■ **What is needed**: Every record must appear in your copy exactly as written, with no pictures.

■ **Input records**:

········

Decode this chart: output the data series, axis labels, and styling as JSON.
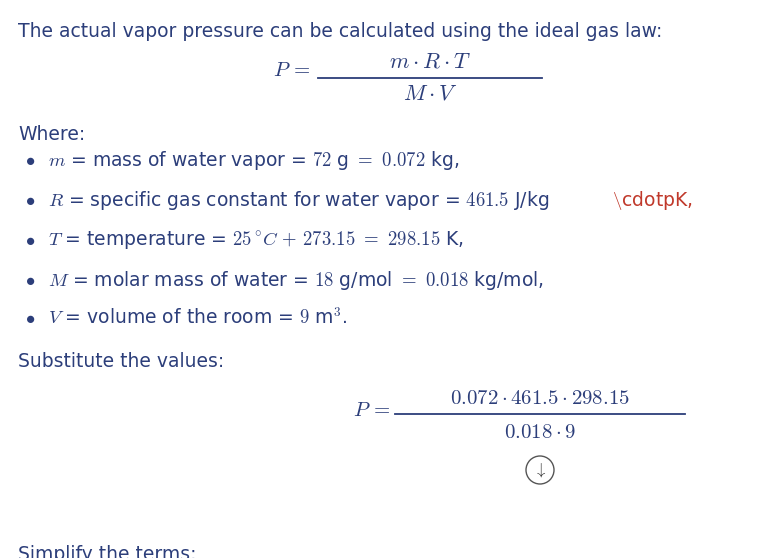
{
  "bg_color": "#ffffff",
  "text_color": "#2c3e7a",
  "red_color": "#c0392b",
  "intro_text": "The actual vapor pressure can be calculated using the ideal gas law:",
  "where_text": "Where:",
  "substitute_text": "Substitute the values:",
  "simplify_text": "Simplify the terms:",
  "figsize": [
    7.75,
    5.58
  ],
  "dpi": 100
}
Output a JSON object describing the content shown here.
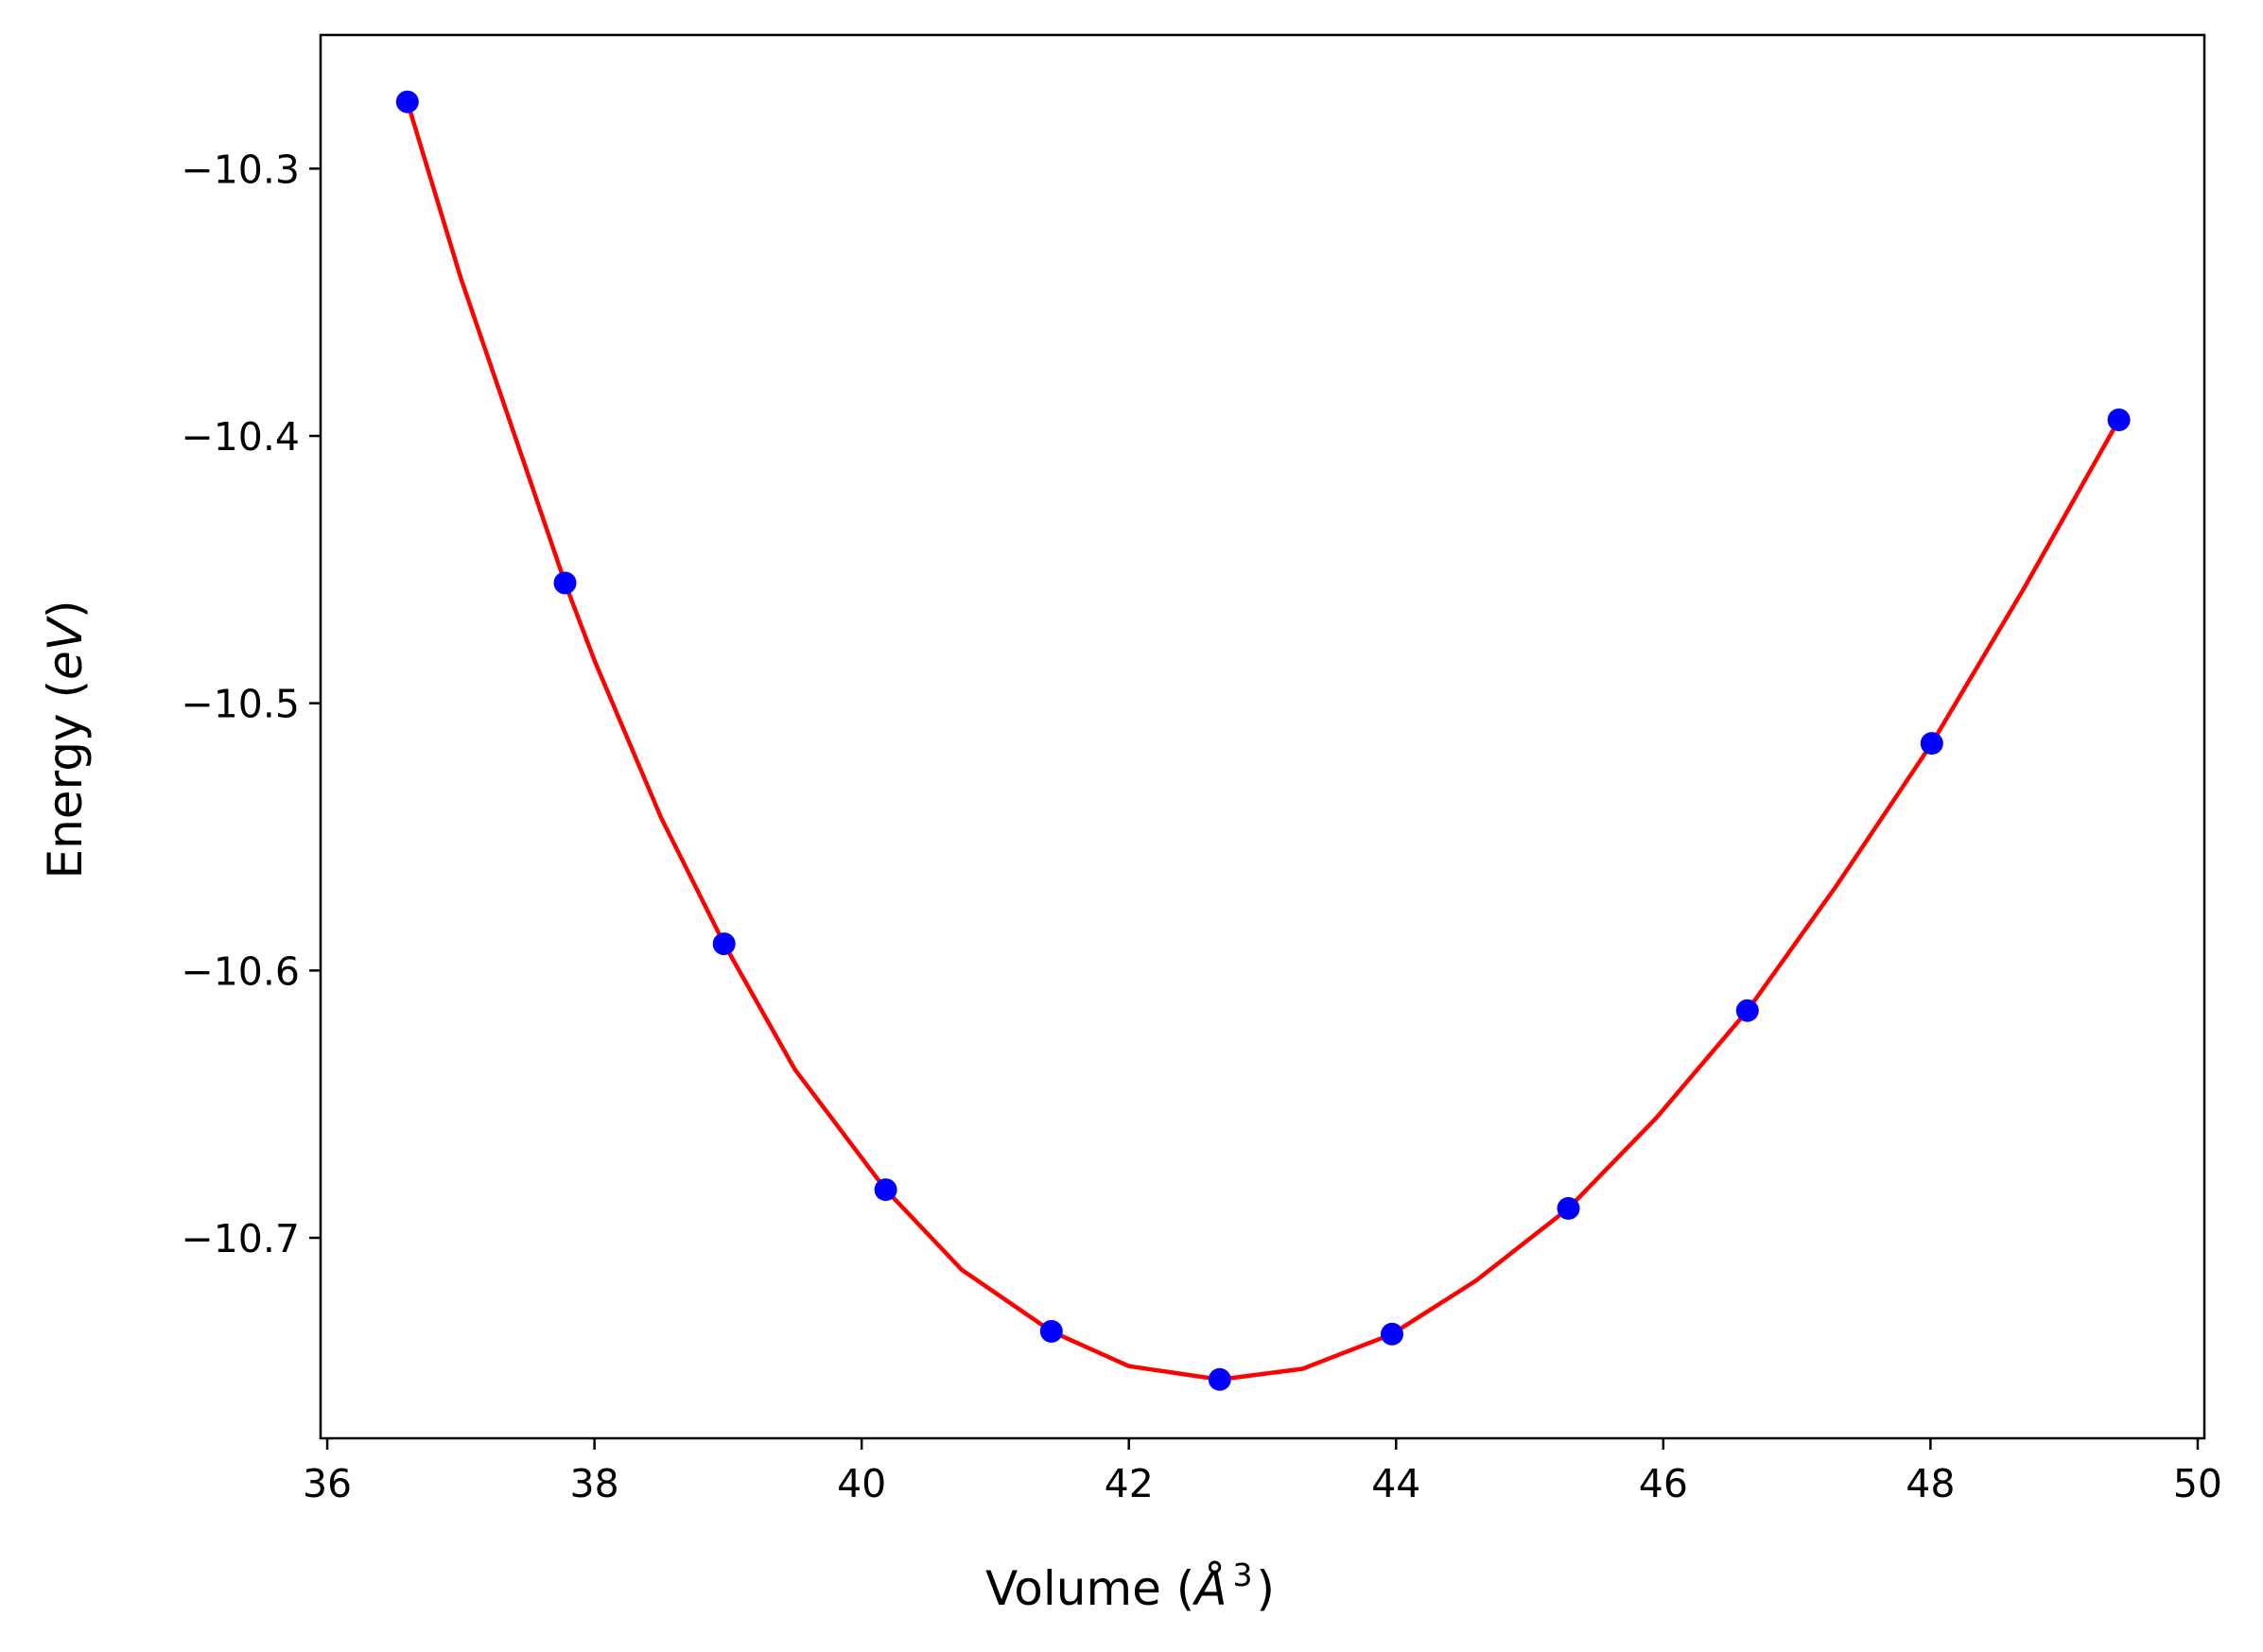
{
  "chart_data": {
    "type": "scatter",
    "title": "",
    "xlabel": {
      "prefix": "Volume (",
      "symbol": "Å",
      "superscript": "3",
      "suffix": ")"
    },
    "ylabel": {
      "prefix": "Energy (",
      "unit": "eV",
      "suffix": ")"
    },
    "xlim": [
      35.95,
      50.05
    ],
    "ylim": [
      -10.775,
      -10.25
    ],
    "x_ticks": [
      36,
      38,
      40,
      42,
      44,
      46,
      48,
      50
    ],
    "x_tick_labels": [
      "36",
      "38",
      "40",
      "42",
      "44",
      "46",
      "48",
      "50"
    ],
    "y_ticks": [
      -10.3,
      -10.4,
      -10.5,
      -10.6,
      -10.7
    ],
    "y_tick_labels": [
      "−10.3",
      "−10.4",
      "−10.5",
      "−10.6",
      "−10.7"
    ],
    "grid": false,
    "legend": "none",
    "series": [
      {
        "kind": "points",
        "color": "#0000ff",
        "x": [
          36.6,
          37.78,
          38.97,
          40.18,
          41.42,
          42.68,
          43.97,
          45.29,
          46.63,
          48.01,
          49.41
        ],
        "y": [
          -10.275,
          -10.455,
          -10.59,
          -10.682,
          -10.735,
          -10.753,
          -10.736,
          -10.689,
          -10.615,
          -10.515,
          -10.394
        ]
      },
      {
        "kind": "fit-curve",
        "color": "#ff0000",
        "x": [
          36.6,
          37.0,
          37.5,
          37.78,
          38.0,
          38.5,
          38.97,
          39.5,
          40.18,
          40.75,
          41.42,
          42.0,
          42.68,
          43.3,
          43.97,
          44.6,
          45.29,
          45.95,
          46.63,
          47.3,
          48.01,
          48.7,
          49.41
        ],
        "y": [
          -10.275,
          -10.341,
          -10.414,
          -10.455,
          -10.484,
          -10.543,
          -10.59,
          -10.637,
          -10.682,
          -10.712,
          -10.735,
          -10.748,
          -10.753,
          -10.749,
          -10.736,
          -10.716,
          -10.689,
          -10.655,
          -10.615,
          -10.568,
          -10.515,
          -10.457,
          -10.394
        ]
      }
    ]
  }
}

········

■ **Solution to this problem**:
Decode this chart: output the data series, axis labels, and styling as JSON.
{
  "bg_color": "#ffffff",
  "text_color": "#2c3e7a",
  "red_color": "#c0392b",
  "intro_text": "The actual vapor pressure can be calculated using the ideal gas law:",
  "where_text": "Where:",
  "substitute_text": "Substitute the values:",
  "simplify_text": "Simplify the terms:",
  "figsize": [
    7.75,
    5.58
  ],
  "dpi": 100
}
Output a JSON object describing the content shown here.
{
  "chart_data": {
    "type": "scatter",
    "title": "",
    "xlabel": {
      "prefix": "Volume (",
      "symbol": "Å",
      "superscript": "3",
      "suffix": ")"
    },
    "ylabel": {
      "prefix": "Energy (",
      "unit": "eV",
      "suffix": ")"
    },
    "xlim": [
      35.95,
      50.05
    ],
    "ylim": [
      -10.775,
      -10.25
    ],
    "x_ticks": [
      36,
      38,
      40,
      42,
      44,
      46,
      48,
      50
    ],
    "x_tick_labels": [
      "36",
      "38",
      "40",
      "42",
      "44",
      "46",
      "48",
      "50"
    ],
    "y_ticks": [
      -10.3,
      -10.4,
      -10.5,
      -10.6,
      -10.7
    ],
    "y_tick_labels": [
      "−10.3",
      "−10.4",
      "−10.5",
      "−10.6",
      "−10.7"
    ],
    "grid": false,
    "legend": "none",
    "series": [
      {
        "kind": "points",
        "color": "#0000ff",
        "x": [
          36.6,
          37.78,
          38.97,
          40.18,
          41.42,
          42.68,
          43.97,
          45.29,
          46.63,
          48.01,
          49.41
        ],
        "y": [
          -10.275,
          -10.455,
          -10.59,
          -10.682,
          -10.735,
          -10.753,
          -10.736,
          -10.689,
          -10.615,
          -10.515,
          -10.394
        ]
      },
      {
        "kind": "fit-curve",
        "color": "#ff0000",
        "x": [
          36.6,
          37.0,
          37.5,
          37.78,
          38.0,
          38.5,
          38.97,
          39.5,
          40.18,
          40.75,
          41.42,
          42.0,
          42.68,
          43.3,
          43.97,
          44.6,
          45.29,
          45.95,
          46.63,
          47.3,
          48.01,
          48.7,
          49.41
        ],
        "y": [
          -10.275,
          -10.341,
          -10.414,
          -10.455,
          -10.484,
          -10.543,
          -10.59,
          -10.637,
          -10.682,
          -10.712,
          -10.735,
          -10.748,
          -10.753,
          -10.749,
          -10.736,
          -10.716,
          -10.689,
          -10.655,
          -10.615,
          -10.568,
          -10.515,
          -10.457,
          -10.394
        ]
      }
    ]
  }
}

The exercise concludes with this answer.